Required task 1
Copy the passage of the General Mills boycott article verbatim, from "How activists got" to "SRON / AFSC)".
Required task 2
Please list every line in the rows that contains the word "اطلاعات".

Given text
+ + +

How activists got General Mills to dump its Israeli settlement factory
Michael Arria speaks with the AFSC’s Economic Activism Director Dov Baum about the successful Pillsbury boycott campaign, and what comes next.
BY MICHAEL ARRIA
PROTESTERS CALL ON GENERAL MILLS TO STOP MANUFACTURING PILLSBURY PRODUCTS ON AN ILLEGAL SETTLEMENT IN THE OCCUPIED PALESTINIAN TERRITORY IN SEPTEMBER 2020. THE DEMONSTRATION TOOK PLACE AT THE CORPORATION’S MINNEAPOLIS HEADQUARTERS ON THE EVE OF ITS ANNUAL BOARD MEETING. (PHOTO: EMMA LEIGH SRON / AFSC)
On May 31 General Mills announced that it had divested from its business in Israel and would stop making Pillsbury products in an illegal settlement annexed during the 1967 war. The move came after a two-year campaign by the American Friends Service Committee (AFSC), which called on consumers to boycott Pillsbury products until they stopped manufacturing on stolen land.
General Mills has been using the factory, located in the Atarot Industrial Zone, since 2002. A 2019 report on the settlement from Al-Haq, documents how the facility impacts Palestinians living nearby. “When they pour the flour [into the mixers which are outdoors], the flour comes into our house. Sometimes the bags of flour overflow into the house,” explained one resident. In 2020 the United Nations identified General Mills as one of the 112 companies that are violating international law by operating in the occupied territories.
General Mills statement about the divestment does not mention AFSC’s campaign, or Israel’s human rights record. “This divestiture represents another step in General Mills’ Accelerate strategy, which is centered on strategic choices about where to prioritize our resources to drive superior returns,” it claims. “Internationally, the strategy includes efforts to reshape the company’s portfolio for sustainable, profitable growth by increasing its focus on advantaged global platforms, which include Mexican food, super-premium ice cream and snack bars.”
The statement has predictably been cited by pro-Israel websites who insist that the BDS movement can’t claim credit for the victory. Mondoweiss’s Michael Arria spoke with the AFSC’s Economic Activism Director Dov Baum about the factory, the end of the boycott, and how to parse the General Mills statement.
Can you talk about the General Mills factory and why the group began the campaign?

+ + +

Excerpted records
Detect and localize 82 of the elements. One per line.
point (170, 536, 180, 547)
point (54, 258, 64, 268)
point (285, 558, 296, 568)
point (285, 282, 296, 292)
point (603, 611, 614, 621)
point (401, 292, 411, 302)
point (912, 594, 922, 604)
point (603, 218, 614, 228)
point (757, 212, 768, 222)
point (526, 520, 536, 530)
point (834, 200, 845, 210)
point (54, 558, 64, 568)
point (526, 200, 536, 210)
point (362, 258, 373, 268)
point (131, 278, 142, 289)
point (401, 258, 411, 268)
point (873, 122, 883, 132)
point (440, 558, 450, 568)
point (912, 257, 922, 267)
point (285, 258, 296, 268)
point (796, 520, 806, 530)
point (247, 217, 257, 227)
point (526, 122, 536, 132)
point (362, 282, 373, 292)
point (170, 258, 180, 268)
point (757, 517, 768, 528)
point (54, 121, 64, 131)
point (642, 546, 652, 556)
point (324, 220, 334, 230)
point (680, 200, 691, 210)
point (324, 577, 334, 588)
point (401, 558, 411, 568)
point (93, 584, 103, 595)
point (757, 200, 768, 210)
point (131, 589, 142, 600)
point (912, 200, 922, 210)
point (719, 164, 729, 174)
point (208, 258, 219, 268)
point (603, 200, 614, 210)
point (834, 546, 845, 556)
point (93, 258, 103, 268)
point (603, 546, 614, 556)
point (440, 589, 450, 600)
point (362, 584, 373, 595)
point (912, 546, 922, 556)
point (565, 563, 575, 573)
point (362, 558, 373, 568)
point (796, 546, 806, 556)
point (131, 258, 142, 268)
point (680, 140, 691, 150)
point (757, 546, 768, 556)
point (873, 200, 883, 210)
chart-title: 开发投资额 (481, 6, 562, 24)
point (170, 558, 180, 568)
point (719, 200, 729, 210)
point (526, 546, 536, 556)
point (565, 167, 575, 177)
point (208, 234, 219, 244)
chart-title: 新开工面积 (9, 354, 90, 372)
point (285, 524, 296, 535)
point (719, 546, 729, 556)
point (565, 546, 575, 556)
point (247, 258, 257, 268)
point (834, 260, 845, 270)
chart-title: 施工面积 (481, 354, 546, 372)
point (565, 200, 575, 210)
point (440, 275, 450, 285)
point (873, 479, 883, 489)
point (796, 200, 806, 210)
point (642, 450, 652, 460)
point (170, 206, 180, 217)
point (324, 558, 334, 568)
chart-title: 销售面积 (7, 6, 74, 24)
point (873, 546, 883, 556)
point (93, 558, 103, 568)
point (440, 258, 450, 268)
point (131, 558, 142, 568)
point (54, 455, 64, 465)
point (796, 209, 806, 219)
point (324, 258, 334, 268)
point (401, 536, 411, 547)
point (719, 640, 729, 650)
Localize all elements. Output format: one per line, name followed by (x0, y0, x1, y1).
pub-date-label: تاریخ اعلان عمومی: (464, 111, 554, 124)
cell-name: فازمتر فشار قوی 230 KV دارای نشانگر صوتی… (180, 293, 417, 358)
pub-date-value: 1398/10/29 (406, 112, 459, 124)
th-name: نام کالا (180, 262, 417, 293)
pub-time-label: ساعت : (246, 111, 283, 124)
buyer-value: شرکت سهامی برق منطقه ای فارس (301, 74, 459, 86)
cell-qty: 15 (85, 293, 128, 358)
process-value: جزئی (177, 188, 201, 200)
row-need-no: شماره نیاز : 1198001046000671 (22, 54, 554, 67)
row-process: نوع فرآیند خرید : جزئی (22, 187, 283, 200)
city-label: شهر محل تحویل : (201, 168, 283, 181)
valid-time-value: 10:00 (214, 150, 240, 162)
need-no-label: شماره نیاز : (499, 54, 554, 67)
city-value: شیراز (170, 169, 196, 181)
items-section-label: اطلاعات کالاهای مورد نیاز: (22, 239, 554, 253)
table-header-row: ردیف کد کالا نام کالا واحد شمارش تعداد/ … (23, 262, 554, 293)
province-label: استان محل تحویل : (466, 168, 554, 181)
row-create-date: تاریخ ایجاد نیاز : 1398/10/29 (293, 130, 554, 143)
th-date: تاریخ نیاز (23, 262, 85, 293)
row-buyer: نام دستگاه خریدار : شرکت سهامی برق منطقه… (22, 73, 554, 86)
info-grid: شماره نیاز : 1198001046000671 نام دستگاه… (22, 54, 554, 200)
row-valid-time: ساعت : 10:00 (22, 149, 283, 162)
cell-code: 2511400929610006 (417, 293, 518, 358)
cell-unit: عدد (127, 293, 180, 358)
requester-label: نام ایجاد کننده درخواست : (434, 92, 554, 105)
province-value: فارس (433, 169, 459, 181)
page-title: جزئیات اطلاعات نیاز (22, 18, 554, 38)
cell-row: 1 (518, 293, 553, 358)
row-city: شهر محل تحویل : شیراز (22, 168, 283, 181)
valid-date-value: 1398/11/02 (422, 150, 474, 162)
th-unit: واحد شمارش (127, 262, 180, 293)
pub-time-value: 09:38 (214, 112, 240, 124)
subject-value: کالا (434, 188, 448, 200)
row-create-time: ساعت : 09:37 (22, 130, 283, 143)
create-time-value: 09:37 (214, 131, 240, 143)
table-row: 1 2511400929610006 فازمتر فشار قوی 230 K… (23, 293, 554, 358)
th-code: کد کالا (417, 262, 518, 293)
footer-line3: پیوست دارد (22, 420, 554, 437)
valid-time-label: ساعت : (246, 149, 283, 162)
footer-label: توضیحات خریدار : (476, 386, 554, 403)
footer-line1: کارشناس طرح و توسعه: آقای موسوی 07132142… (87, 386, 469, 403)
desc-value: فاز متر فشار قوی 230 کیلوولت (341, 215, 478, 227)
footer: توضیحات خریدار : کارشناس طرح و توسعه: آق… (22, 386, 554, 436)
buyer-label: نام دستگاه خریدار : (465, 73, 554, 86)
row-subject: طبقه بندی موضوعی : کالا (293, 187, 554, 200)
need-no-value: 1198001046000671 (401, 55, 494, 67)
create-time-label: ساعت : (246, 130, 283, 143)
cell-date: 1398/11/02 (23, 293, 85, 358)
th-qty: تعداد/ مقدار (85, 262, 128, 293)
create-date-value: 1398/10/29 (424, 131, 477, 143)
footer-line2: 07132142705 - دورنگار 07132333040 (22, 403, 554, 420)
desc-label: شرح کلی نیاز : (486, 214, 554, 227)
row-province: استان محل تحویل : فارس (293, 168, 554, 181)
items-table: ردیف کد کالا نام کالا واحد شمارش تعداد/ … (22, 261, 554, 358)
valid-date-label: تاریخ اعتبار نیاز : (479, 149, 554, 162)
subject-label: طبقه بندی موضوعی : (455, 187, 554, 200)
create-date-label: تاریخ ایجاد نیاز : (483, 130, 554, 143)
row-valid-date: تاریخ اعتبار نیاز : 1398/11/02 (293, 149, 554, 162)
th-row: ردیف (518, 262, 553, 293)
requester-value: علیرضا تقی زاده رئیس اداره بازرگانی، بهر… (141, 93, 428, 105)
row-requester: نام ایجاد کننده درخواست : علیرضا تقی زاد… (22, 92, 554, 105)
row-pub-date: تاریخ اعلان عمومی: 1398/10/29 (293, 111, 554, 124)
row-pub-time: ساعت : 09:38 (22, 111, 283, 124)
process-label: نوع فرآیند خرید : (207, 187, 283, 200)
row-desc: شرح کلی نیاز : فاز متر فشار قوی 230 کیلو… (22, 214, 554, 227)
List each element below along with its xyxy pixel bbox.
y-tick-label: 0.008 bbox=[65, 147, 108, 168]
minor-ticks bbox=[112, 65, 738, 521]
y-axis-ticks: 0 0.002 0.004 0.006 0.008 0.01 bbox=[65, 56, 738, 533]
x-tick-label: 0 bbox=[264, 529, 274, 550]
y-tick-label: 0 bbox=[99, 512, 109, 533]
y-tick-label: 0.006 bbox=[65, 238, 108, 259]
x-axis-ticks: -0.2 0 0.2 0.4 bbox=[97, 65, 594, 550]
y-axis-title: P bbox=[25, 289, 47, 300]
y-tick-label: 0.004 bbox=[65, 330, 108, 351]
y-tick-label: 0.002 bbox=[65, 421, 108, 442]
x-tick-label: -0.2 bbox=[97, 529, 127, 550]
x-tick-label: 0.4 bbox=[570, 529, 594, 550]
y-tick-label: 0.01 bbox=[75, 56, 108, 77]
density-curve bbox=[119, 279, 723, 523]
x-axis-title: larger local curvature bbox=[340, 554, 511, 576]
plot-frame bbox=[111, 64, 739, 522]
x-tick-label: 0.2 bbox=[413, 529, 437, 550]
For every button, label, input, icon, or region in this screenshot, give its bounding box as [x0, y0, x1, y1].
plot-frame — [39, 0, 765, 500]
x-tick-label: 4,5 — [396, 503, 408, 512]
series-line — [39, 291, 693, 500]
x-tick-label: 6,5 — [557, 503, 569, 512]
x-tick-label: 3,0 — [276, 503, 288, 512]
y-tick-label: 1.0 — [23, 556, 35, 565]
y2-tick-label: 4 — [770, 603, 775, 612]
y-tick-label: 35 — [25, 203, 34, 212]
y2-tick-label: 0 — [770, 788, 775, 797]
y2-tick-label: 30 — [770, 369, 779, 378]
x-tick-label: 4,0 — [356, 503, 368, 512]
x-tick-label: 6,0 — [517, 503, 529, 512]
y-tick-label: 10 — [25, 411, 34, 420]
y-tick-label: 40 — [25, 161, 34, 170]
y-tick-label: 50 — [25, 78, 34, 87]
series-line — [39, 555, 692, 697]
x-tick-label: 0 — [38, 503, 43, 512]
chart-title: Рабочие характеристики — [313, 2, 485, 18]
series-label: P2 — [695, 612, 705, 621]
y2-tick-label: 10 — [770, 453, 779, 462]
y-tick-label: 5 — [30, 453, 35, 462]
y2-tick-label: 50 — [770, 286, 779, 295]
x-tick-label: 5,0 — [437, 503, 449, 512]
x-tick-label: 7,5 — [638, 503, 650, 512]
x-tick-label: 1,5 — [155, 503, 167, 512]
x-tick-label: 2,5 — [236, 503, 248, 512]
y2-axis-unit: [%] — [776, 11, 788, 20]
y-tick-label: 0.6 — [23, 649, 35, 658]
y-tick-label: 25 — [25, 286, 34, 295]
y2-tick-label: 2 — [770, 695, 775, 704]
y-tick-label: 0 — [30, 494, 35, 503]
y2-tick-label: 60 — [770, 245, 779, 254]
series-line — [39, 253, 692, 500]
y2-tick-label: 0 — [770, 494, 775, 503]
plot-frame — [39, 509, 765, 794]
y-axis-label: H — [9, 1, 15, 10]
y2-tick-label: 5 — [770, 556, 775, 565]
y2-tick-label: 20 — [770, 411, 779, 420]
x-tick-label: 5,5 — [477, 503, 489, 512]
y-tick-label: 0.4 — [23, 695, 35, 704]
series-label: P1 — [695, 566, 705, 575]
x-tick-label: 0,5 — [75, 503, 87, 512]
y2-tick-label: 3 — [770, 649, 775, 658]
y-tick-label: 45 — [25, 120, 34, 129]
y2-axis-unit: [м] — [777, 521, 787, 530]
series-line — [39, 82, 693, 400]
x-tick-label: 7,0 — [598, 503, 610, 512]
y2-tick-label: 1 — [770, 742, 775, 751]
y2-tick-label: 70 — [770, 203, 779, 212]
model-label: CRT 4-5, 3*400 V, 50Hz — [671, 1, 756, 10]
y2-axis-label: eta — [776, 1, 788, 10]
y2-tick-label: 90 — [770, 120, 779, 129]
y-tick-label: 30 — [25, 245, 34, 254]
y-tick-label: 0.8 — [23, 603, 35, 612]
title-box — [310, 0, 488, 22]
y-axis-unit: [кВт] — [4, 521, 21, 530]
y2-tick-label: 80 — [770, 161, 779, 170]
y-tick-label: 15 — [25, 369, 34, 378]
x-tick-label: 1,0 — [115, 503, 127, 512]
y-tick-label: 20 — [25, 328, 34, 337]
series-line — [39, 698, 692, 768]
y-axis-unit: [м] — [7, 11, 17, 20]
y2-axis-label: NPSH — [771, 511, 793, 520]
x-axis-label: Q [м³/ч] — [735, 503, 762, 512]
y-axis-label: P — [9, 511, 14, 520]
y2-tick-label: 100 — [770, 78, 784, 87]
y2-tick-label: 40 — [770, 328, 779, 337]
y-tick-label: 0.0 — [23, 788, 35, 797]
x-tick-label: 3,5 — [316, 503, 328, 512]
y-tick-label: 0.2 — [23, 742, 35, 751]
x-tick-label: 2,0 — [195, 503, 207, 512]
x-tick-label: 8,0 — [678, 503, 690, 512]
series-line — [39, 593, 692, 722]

+ + +

Task result 1
How activists got General Mills to dump its Israeli settlement factory
Michael Arria speaks with the AFSC’s Economic Activism Director Dov Baum about the successful Pillsbury boycott campaign, and what comes next.
BY MICHAEL ARRIA
PROTESTERS CALL ON GENERAL MILLS TO STOP MANUFACTURING PILLSBURY PRODUCTS ON AN ILLEGAL SETTLEMENT IN THE OCCUPIED PALESTINIAN TERRITORY IN SEPTEMBER 2020. THE DEMONSTRATION TOOK PLACE AT THE CORPORATION’S MINNEAPOLIS HEADQUARTERS ON THE EVE OF ITS ANNUAL BOARD MEETING. (PHOTO: EMMA LEIGH SRON / AFSC)

Task result 2
items-section-label: اطلاعات کالاهای مورد نیاز: (22, 239, 554, 253)
page-title: جزئیات اطلاعات نیاز (22, 18, 554, 38)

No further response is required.